# WORK INSTRUCTIONS
Reproduce all the material exactly, minus any pictures it holds.

# PROVIDED DATA

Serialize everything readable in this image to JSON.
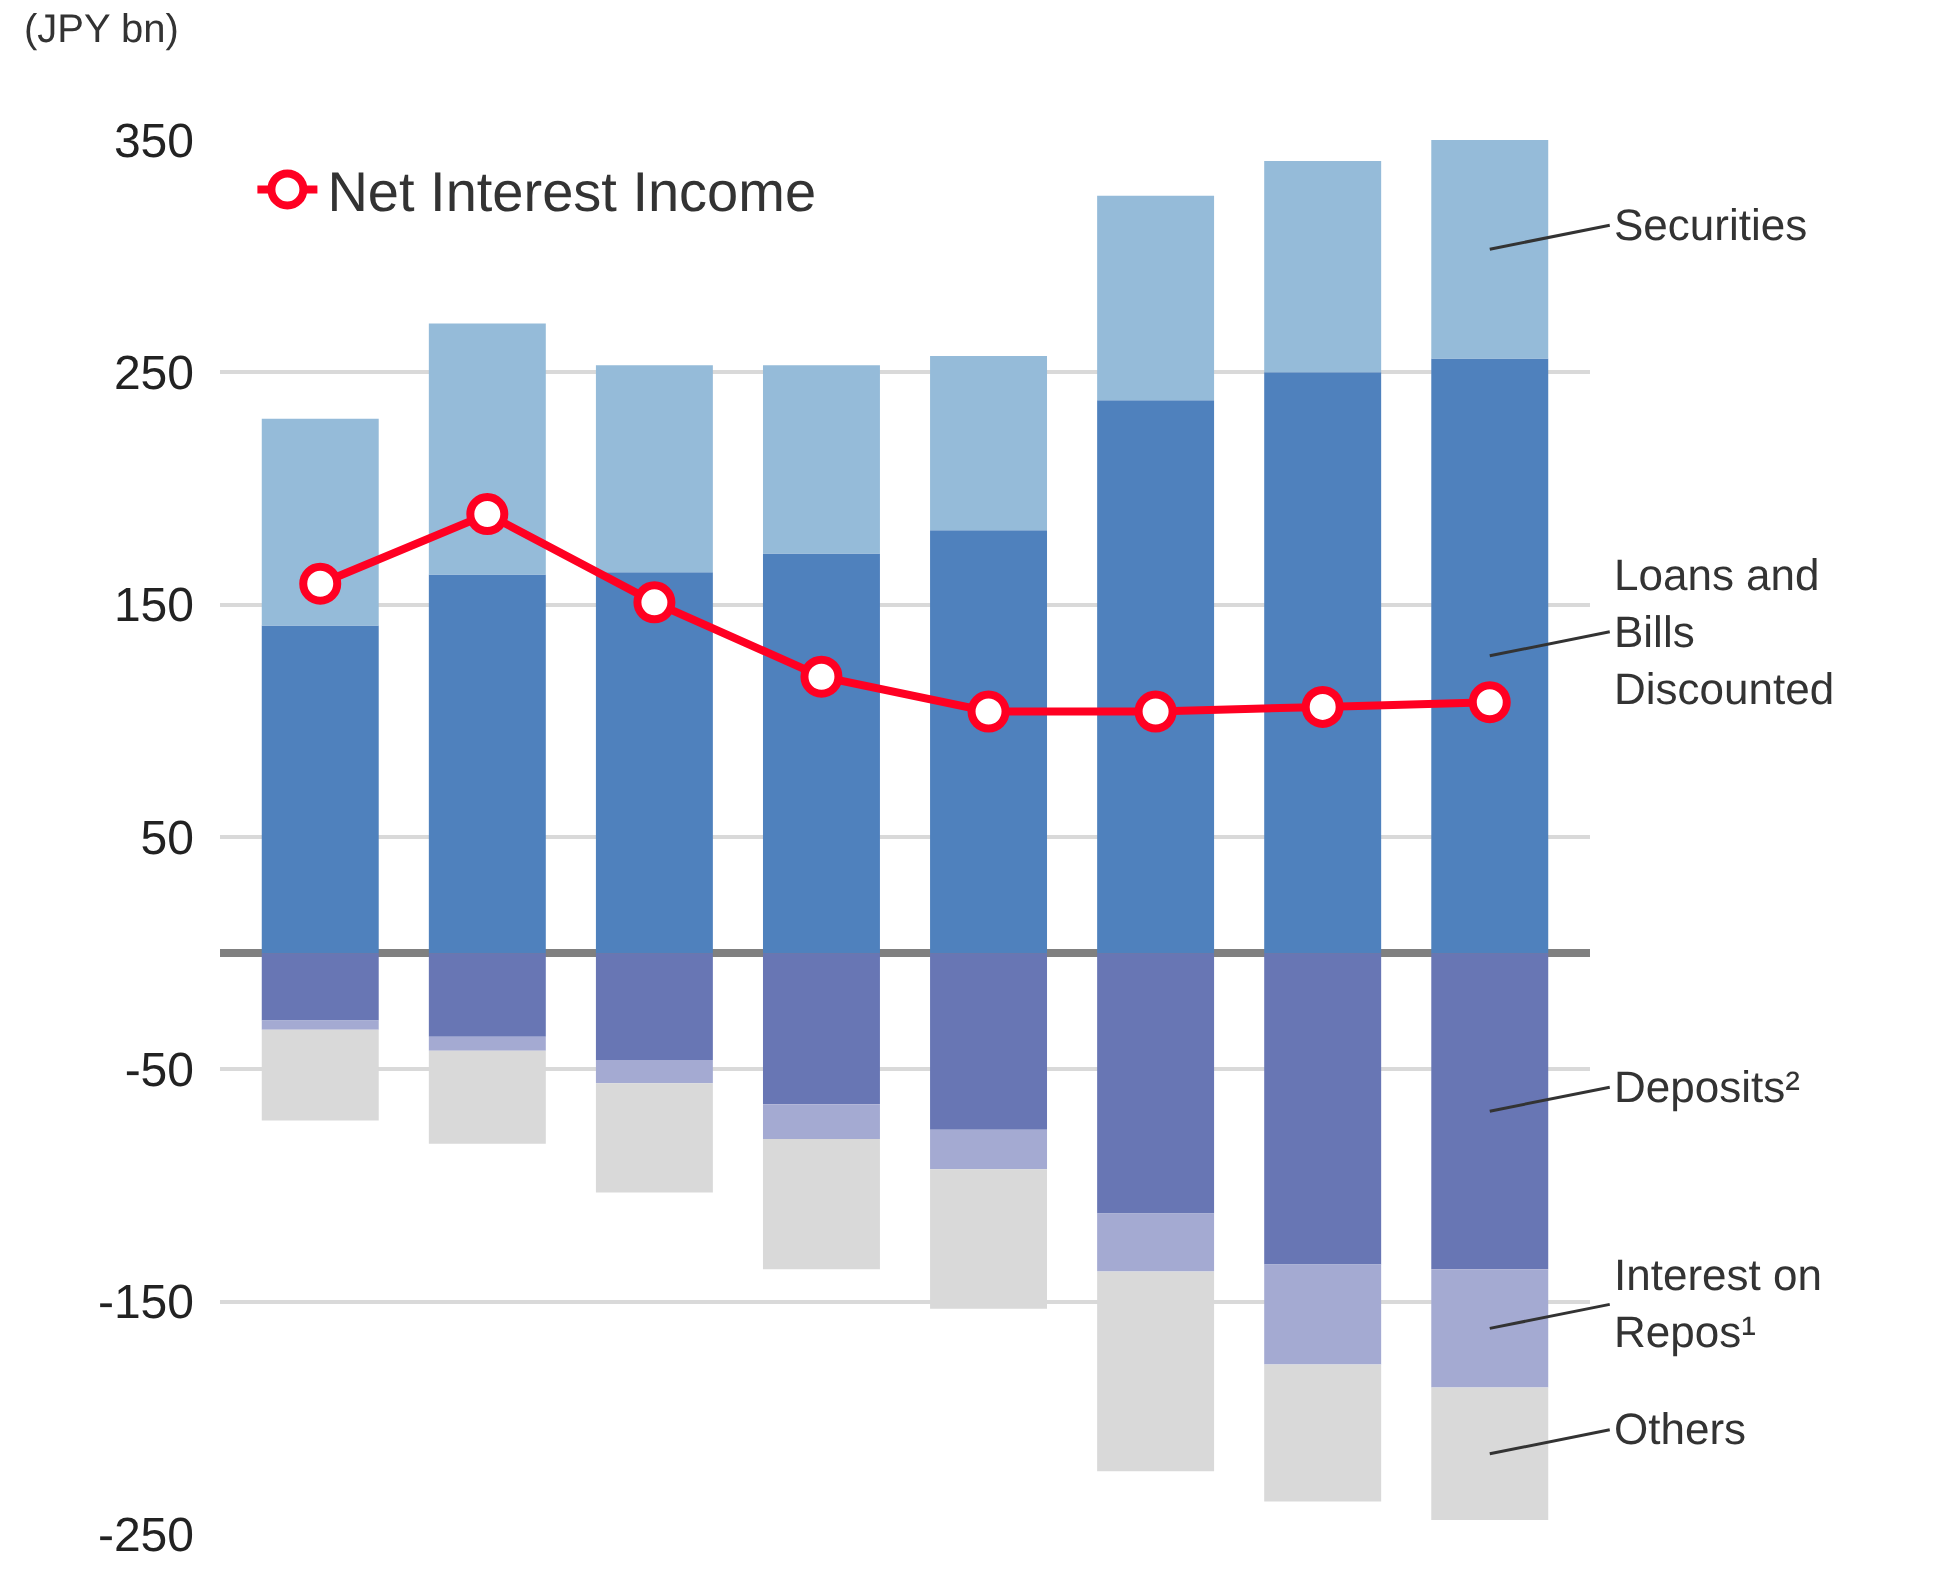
{
  "chart_data": {
    "type": "bar",
    "stacked": true,
    "ylabel": "(JPY bn)",
    "categories": [
      null,
      null,
      null,
      null,
      null,
      null,
      null,
      null
    ],
    "series": [
      {
        "name": "Loans and Bills Discounted",
        "color": "#4f81bd",
        "values": [
          141,
          163,
          164,
          172,
          182,
          238,
          250,
          256
        ]
      },
      {
        "name": "Securities",
        "color": "#95bbd9",
        "values": [
          89,
          108,
          89,
          81,
          75,
          88,
          91,
          94
        ]
      },
      {
        "name": "Deposits²",
        "color": "#6876b4",
        "values": [
          -29,
          -36,
          -46,
          -65,
          -76,
          -112,
          -134,
          -136
        ]
      },
      {
        "name": "Interest on Repos¹",
        "color": "#a4aad2",
        "values": [
          -4,
          -6,
          -10,
          -15,
          -17,
          -25,
          -43,
          -51
        ]
      },
      {
        "name": "Others",
        "color": "#d9d9d9",
        "values": [
          -39,
          -40,
          -47,
          -56,
          -60,
          -86,
          -59,
          -57
        ]
      },
      {
        "name": "Net Interest Income",
        "type": "line",
        "color": "#ff0022",
        "marker": "circle",
        "line_style": "solid",
        "values": [
          159,
          189,
          151,
          119,
          104,
          104,
          106,
          108
        ]
      }
    ],
    "ylim": [
      -250,
      350
    ],
    "yticks": [
      350,
      250,
      150,
      50,
      -50,
      -150,
      -250
    ],
    "grid": "y",
    "legend": "top left",
    "tick_labels": "y"
  }
}
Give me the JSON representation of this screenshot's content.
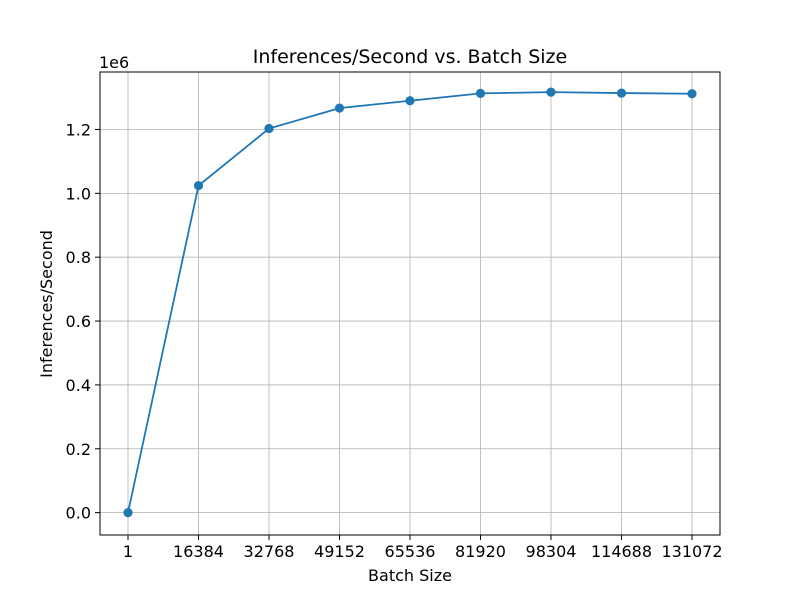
{
  "chart_data": {
    "type": "line",
    "title": "Inferences/Second vs. Batch Size",
    "xlabel": "Batch Size",
    "ylabel": "Inferences/Second",
    "y_scale_label": "1e6",
    "categories": [
      "1",
      "16384",
      "32768",
      "49152",
      "65536",
      "81920",
      "98304",
      "114688",
      "131072"
    ],
    "y_ticks": [
      0.0,
      0.2,
      0.4,
      0.6,
      0.8,
      1.0,
      1.2
    ],
    "y_tick_labels": [
      "0.0",
      "0.2",
      "0.4",
      "0.6",
      "0.8",
      "1.0",
      "1.2"
    ],
    "ylim": [
      -70000,
      1380000
    ],
    "grid": true,
    "line_color": "#1f77b4",
    "series": [
      {
        "values": [
          0,
          1024000,
          1203000,
          1267000,
          1290000,
          1313000,
          1317000,
          1314000,
          1312000
        ]
      }
    ]
  }
}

# EXERCISE SOLUTION
Serialize everything readable in this image to JSON.
{
  "chart_data": {
    "type": "bar",
    "stacked": true,
    "ylabel": "(JPY bn)",
    "categories": [
      null,
      null,
      null,
      null,
      null,
      null,
      null,
      null
    ],
    "series": [
      {
        "name": "Loans and Bills Discounted",
        "color": "#4f81bd",
        "values": [
          141,
          163,
          164,
          172,
          182,
          238,
          250,
          256
        ]
      },
      {
        "name": "Securities",
        "color": "#95bbd9",
        "values": [
          89,
          108,
          89,
          81,
          75,
          88,
          91,
          94
        ]
      },
      {
        "name": "Deposits²",
        "color": "#6876b4",
        "values": [
          -29,
          -36,
          -46,
          -65,
          -76,
          -112,
          -134,
          -136
        ]
      },
      {
        "name": "Interest on Repos¹",
        "color": "#a4aad2",
        "values": [
          -4,
          -6,
          -10,
          -15,
          -17,
          -25,
          -43,
          -51
        ]
      },
      {
        "name": "Others",
        "color": "#d9d9d9",
        "values": [
          -39,
          -40,
          -47,
          -56,
          -60,
          -86,
          -59,
          -57
        ]
      },
      {
        "name": "Net Interest Income",
        "type": "line",
        "color": "#ff0022",
        "marker": "circle",
        "line_style": "solid",
        "values": [
          159,
          189,
          151,
          119,
          104,
          104,
          106,
          108
        ]
      }
    ],
    "ylim": [
      -250,
      350
    ],
    "yticks": [
      350,
      250,
      150,
      50,
      -50,
      -150,
      -250
    ],
    "grid": "y",
    "legend": "top left",
    "tick_labels": "y"
  }
}
Give me the JSON representation of this screenshot's content.
{
  "chart_data": {
    "type": "line",
    "title": "Inferences/Second vs. Batch Size",
    "xlabel": "Batch Size",
    "ylabel": "Inferences/Second",
    "y_scale_label": "1e6",
    "categories": [
      "1",
      "16384",
      "32768",
      "49152",
      "65536",
      "81920",
      "98304",
      "114688",
      "131072"
    ],
    "y_ticks": [
      0.0,
      0.2,
      0.4,
      0.6,
      0.8,
      1.0,
      1.2
    ],
    "y_tick_labels": [
      "0.0",
      "0.2",
      "0.4",
      "0.6",
      "0.8",
      "1.0",
      "1.2"
    ],
    "ylim": [
      -70000,
      1380000
    ],
    "grid": true,
    "line_color": "#1f77b4",
    "series": [
      {
        "values": [
          0,
          1024000,
          1203000,
          1267000,
          1290000,
          1313000,
          1317000,
          1314000,
          1312000
        ]
      }
    ]
  }
}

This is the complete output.